Exactly as written, retype the listing below, omitting the pictures.

INPUT RECORDS:
###
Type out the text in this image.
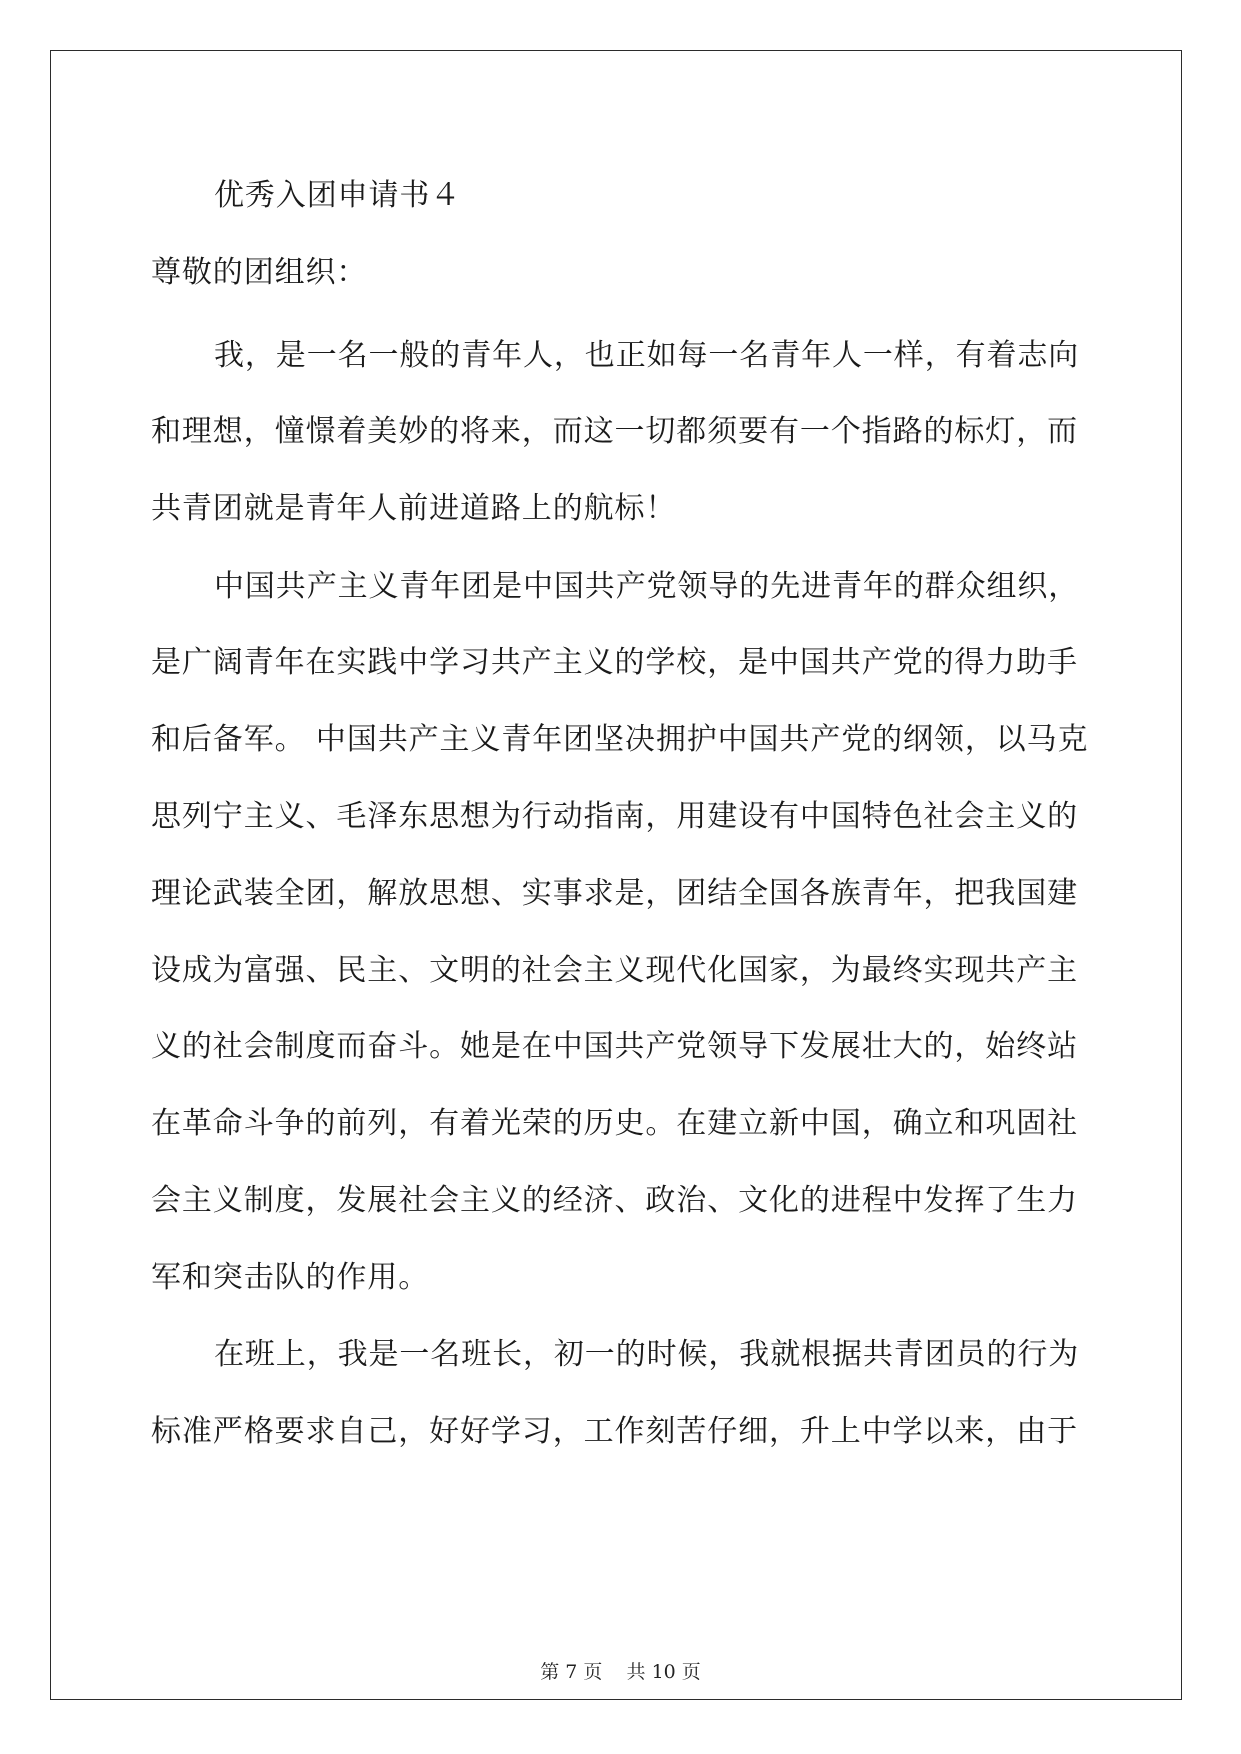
优秀入团申请书４
尊敬的团组织：
我，是一名一般的青年人，也正如每一名青年人一样，有着志向
和理想，憧憬着美妙的将来，而这一切都须要有一个指路的标灯，而
共青团就是青年人前进道路上的航标！
中国共产主义青年团是中国共产党领导的先进青年的群众组织，
是广阔青年在实践中学习共产主义的学校，是中国共产党的得力助手
和后备军。 中国共产主义青年团坚决拥护中国共产党的纲领，以马克
思列宁主义、毛泽东思想为行动指南，用建设有中国特色社会主义的
理论武装全团，解放思想、实事求是，团结全国各族青年，把我国建
设成为富强、民主、文明的社会主义现代化国家，为最终实现共产主
义的社会制度而奋斗。她是在中国共产党领导下发展壮大的，始终站
在革命斗争的前列，有着光荣的历史。在建立新中国，确立和巩固社
会主义制度，发展社会主义的经济、政治、文化的进程中发挥了生力
军和突击队的作用。
在班上，我是一名班长，初一的时候，我就根据共青团员的行为
标准严格要求自己，好好学习，工作刻苦仔细，升上中学以来，由于
第 7 页 共 10 页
###
EXERCISE OUTPUT:
Type out the text in this image.
优秀入团申请书４
尊敬的团组织：
我，是一名一般的青年人，也正如每一名青年人一样，有着志向
和理想，憧憬着美妙的将来，而这一切都须要有一个指路的标灯，而
共青团就是青年人前进道路上的航标！
中国共产主义青年团是中国共产党领导的先进青年的群众组织，
是广阔青年在实践中学习共产主义的学校，是中国共产党的得力助手
和后备军。 中国共产主义青年团坚决拥护中国共产党的纲领，以马克
思列宁主义、毛泽东思想为行动指南，用建设有中国特色社会主义的
理论武装全团，解放思想、实事求是，团结全国各族青年，把我国建
设成为富强、民主、文明的社会主义现代化国家，为最终实现共产主
义的社会制度而奋斗。她是在中国共产党领导下发展壮大的，始终站
在革命斗争的前列，有着光荣的历史。在建立新中国，确立和巩固社
会主义制度，发展社会主义的经济、政治、文化的进程中发挥了生力
军和突击队的作用。
在班上，我是一名班长，初一的时候，我就根据共青团员的行为
标准严格要求自己，好好学习，工作刻苦仔细，升上中学以来，由于
第 7 页 共 10 页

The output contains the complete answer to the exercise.